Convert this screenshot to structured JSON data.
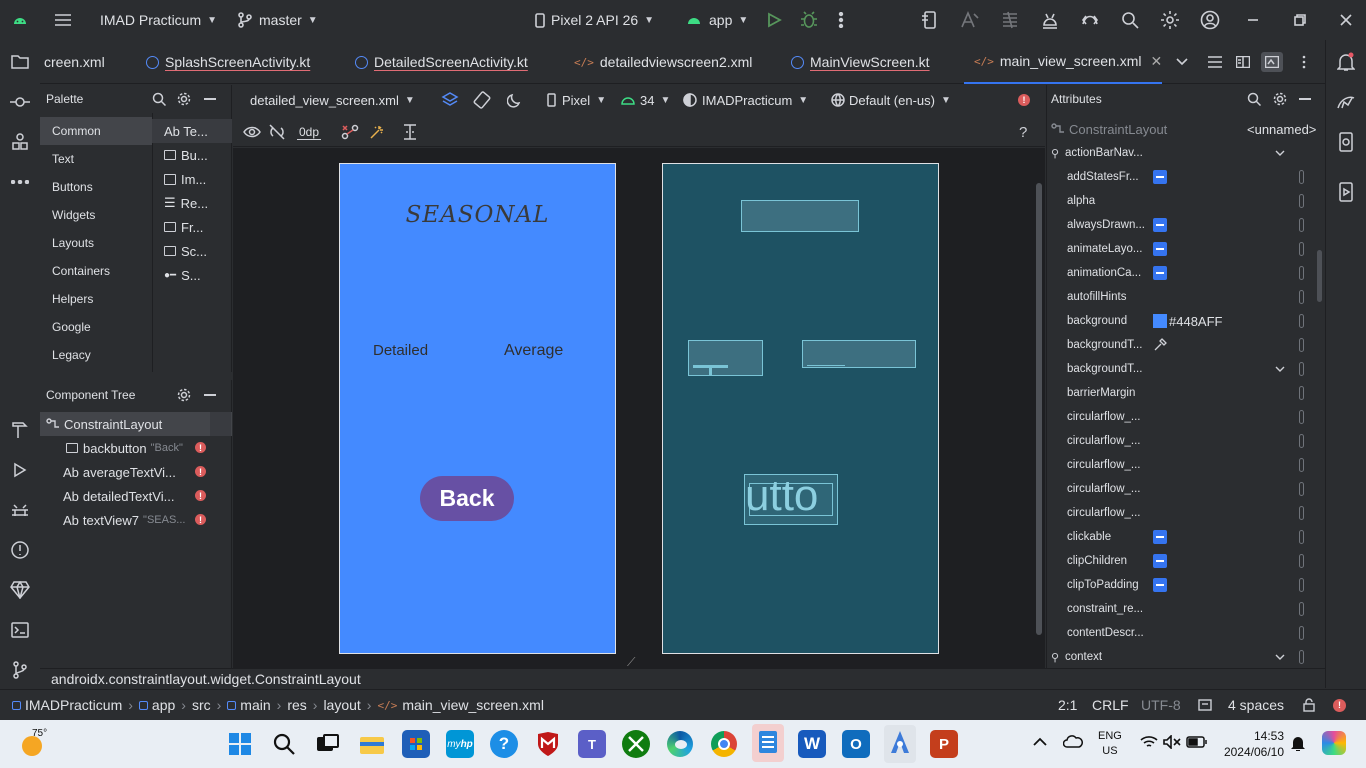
{
  "topbar": {
    "project": "IMAD Practicum",
    "branch": "master",
    "device": "Pixel 2 API 26",
    "run_config": "app"
  },
  "tabs": [
    {
      "label": "creen.xml"
    },
    {
      "label": "SplashScreenActivity.kt"
    },
    {
      "label": "DetailedScreenActivity.kt"
    },
    {
      "label": "detailedviewscreen2.xml"
    },
    {
      "label": "MainViewScreen.kt"
    },
    {
      "label": "main_view_screen.xml",
      "active": true
    }
  ],
  "palette": {
    "title": "Palette",
    "categories": [
      "Common",
      "Text",
      "Buttons",
      "Widgets",
      "Layouts",
      "Containers",
      "Helpers",
      "Google",
      "Legacy"
    ],
    "items": [
      "Ab Te...",
      "Bu...",
      "Im...",
      "Re...",
      "Fr...",
      "Sc...",
      "S..."
    ]
  },
  "component_tree": {
    "title": "Component Tree",
    "root": "ConstraintLayout",
    "nodes": [
      {
        "prefix": "",
        "name": "backbutton",
        "hint": "\"Back\""
      },
      {
        "prefix": "Ab",
        "name": "averageTextVi...",
        "hint": ""
      },
      {
        "prefix": "Ab",
        "name": "detailedTextVi...",
        "hint": ""
      },
      {
        "prefix": "Ab",
        "name": "textView7",
        "hint": "\"SEAS..."
      }
    ]
  },
  "editor": {
    "file": "detailed_view_screen.xml",
    "device": "Pixel",
    "api": "34",
    "theme": "IMADPracticum",
    "locale": "Default (en-us)",
    "margin": "0dp",
    "help": "?"
  },
  "design": {
    "title": "SEASONAL",
    "detailed": "Detailed",
    "average": "Average",
    "back": "Back",
    "bg_color": "#448AFF",
    "button_color": "#6750A4"
  },
  "blueprint": {
    "button_text": "utto"
  },
  "attributes": {
    "title": "Attributes",
    "class": "ConstraintLayout",
    "id": "<unnamed>",
    "rows": [
      {
        "name": "actionBarNav...",
        "type": "group"
      },
      {
        "name": "addStatesFr...",
        "type": "check"
      },
      {
        "name": "alpha",
        "type": "empty"
      },
      {
        "name": "alwaysDrawn...",
        "type": "check"
      },
      {
        "name": "animateLayo...",
        "type": "check"
      },
      {
        "name": "animationCa...",
        "type": "check"
      },
      {
        "name": "autofillHints",
        "type": "empty"
      },
      {
        "name": "background",
        "type": "color",
        "value": "#448AFF"
      },
      {
        "name": "backgroundT...",
        "type": "picker"
      },
      {
        "name": "backgroundT...",
        "type": "dropdown"
      },
      {
        "name": "barrierMargin",
        "type": "empty"
      },
      {
        "name": "circularflow_...",
        "type": "empty"
      },
      {
        "name": "circularflow_...",
        "type": "empty"
      },
      {
        "name": "circularflow_...",
        "type": "empty"
      },
      {
        "name": "circularflow_...",
        "type": "empty"
      },
      {
        "name": "circularflow_...",
        "type": "empty"
      },
      {
        "name": "clickable",
        "type": "check"
      },
      {
        "name": "clipChildren",
        "type": "check"
      },
      {
        "name": "clipToPadding",
        "type": "check"
      },
      {
        "name": "constraint_re...",
        "type": "empty"
      },
      {
        "name": "contentDescr...",
        "type": "empty"
      },
      {
        "name": "context",
        "type": "group"
      }
    ]
  },
  "status": {
    "class_path": "androidx.constraintlayout.widget.ConstraintLayout",
    "breadcrumb": [
      "IMADPracticum",
      "app",
      "src",
      "main",
      "res",
      "layout",
      "main_view_screen.xml"
    ],
    "position": "2:1",
    "line_sep": "CRLF",
    "encoding": "UTF-8",
    "indent": "4 spaces"
  },
  "taskbar": {
    "weather": "75°",
    "lang1": "ENG",
    "lang2": "US",
    "time": "14:53",
    "date": "2024/06/10"
  }
}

■ **AIM**
Write the listing out a second time exactly, dropping all images.

■ **OUTPUT BELOW**
Convert this screenshot to structured JSON data.
{
  "topbar": {
    "project": "IMAD Practicum",
    "branch": "master",
    "device": "Pixel 2 API 26",
    "run_config": "app"
  },
  "tabs": [
    {
      "label": "creen.xml"
    },
    {
      "label": "SplashScreenActivity.kt"
    },
    {
      "label": "DetailedScreenActivity.kt"
    },
    {
      "label": "detailedviewscreen2.xml"
    },
    {
      "label": "MainViewScreen.kt"
    },
    {
      "label": "main_view_screen.xml",
      "active": true
    }
  ],
  "palette": {
    "title": "Palette",
    "categories": [
      "Common",
      "Text",
      "Buttons",
      "Widgets",
      "Layouts",
      "Containers",
      "Helpers",
      "Google",
      "Legacy"
    ],
    "items": [
      "Ab Te...",
      "Bu...",
      "Im...",
      "Re...",
      "Fr...",
      "Sc...",
      "S..."
    ]
  },
  "component_tree": {
    "title": "Component Tree",
    "root": "ConstraintLayout",
    "nodes": [
      {
        "prefix": "",
        "name": "backbutton",
        "hint": "\"Back\""
      },
      {
        "prefix": "Ab",
        "name": "averageTextVi...",
        "hint": ""
      },
      {
        "prefix": "Ab",
        "name": "detailedTextVi...",
        "hint": ""
      },
      {
        "prefix": "Ab",
        "name": "textView7",
        "hint": "\"SEAS..."
      }
    ]
  },
  "editor": {
    "file": "detailed_view_screen.xml",
    "device": "Pixel",
    "api": "34",
    "theme": "IMADPracticum",
    "locale": "Default (en-us)",
    "margin": "0dp",
    "help": "?"
  },
  "design": {
    "title": "SEASONAL",
    "detailed": "Detailed",
    "average": "Average",
    "back": "Back",
    "bg_color": "#448AFF",
    "button_color": "#6750A4"
  },
  "blueprint": {
    "button_text": "utto"
  },
  "attributes": {
    "title": "Attributes",
    "class": "ConstraintLayout",
    "id": "<unnamed>",
    "rows": [
      {
        "name": "actionBarNav...",
        "type": "group"
      },
      {
        "name": "addStatesFr...",
        "type": "check"
      },
      {
        "name": "alpha",
        "type": "empty"
      },
      {
        "name": "alwaysDrawn...",
        "type": "check"
      },
      {
        "name": "animateLayo...",
        "type": "check"
      },
      {
        "name": "animationCa...",
        "type": "check"
      },
      {
        "name": "autofillHints",
        "type": "empty"
      },
      {
        "name": "background",
        "type": "color",
        "value": "#448AFF"
      },
      {
        "name": "backgroundT...",
        "type": "picker"
      },
      {
        "name": "backgroundT...",
        "type": "dropdown"
      },
      {
        "name": "barrierMargin",
        "type": "empty"
      },
      {
        "name": "circularflow_...",
        "type": "empty"
      },
      {
        "name": "circularflow_...",
        "type": "empty"
      },
      {
        "name": "circularflow_...",
        "type": "empty"
      },
      {
        "name": "circularflow_...",
        "type": "empty"
      },
      {
        "name": "circularflow_...",
        "type": "empty"
      },
      {
        "name": "clickable",
        "type": "check"
      },
      {
        "name": "clipChildren",
        "type": "check"
      },
      {
        "name": "clipToPadding",
        "type": "check"
      },
      {
        "name": "constraint_re...",
        "type": "empty"
      },
      {
        "name": "contentDescr...",
        "type": "empty"
      },
      {
        "name": "context",
        "type": "group"
      }
    ]
  },
  "status": {
    "class_path": "androidx.constraintlayout.widget.ConstraintLayout",
    "breadcrumb": [
      "IMADPracticum",
      "app",
      "src",
      "main",
      "res",
      "layout",
      "main_view_screen.xml"
    ],
    "position": "2:1",
    "line_sep": "CRLF",
    "encoding": "UTF-8",
    "indent": "4 spaces"
  },
  "taskbar": {
    "weather": "75°",
    "lang1": "ENG",
    "lang2": "US",
    "time": "14:53",
    "date": "2024/06/10"
  }
}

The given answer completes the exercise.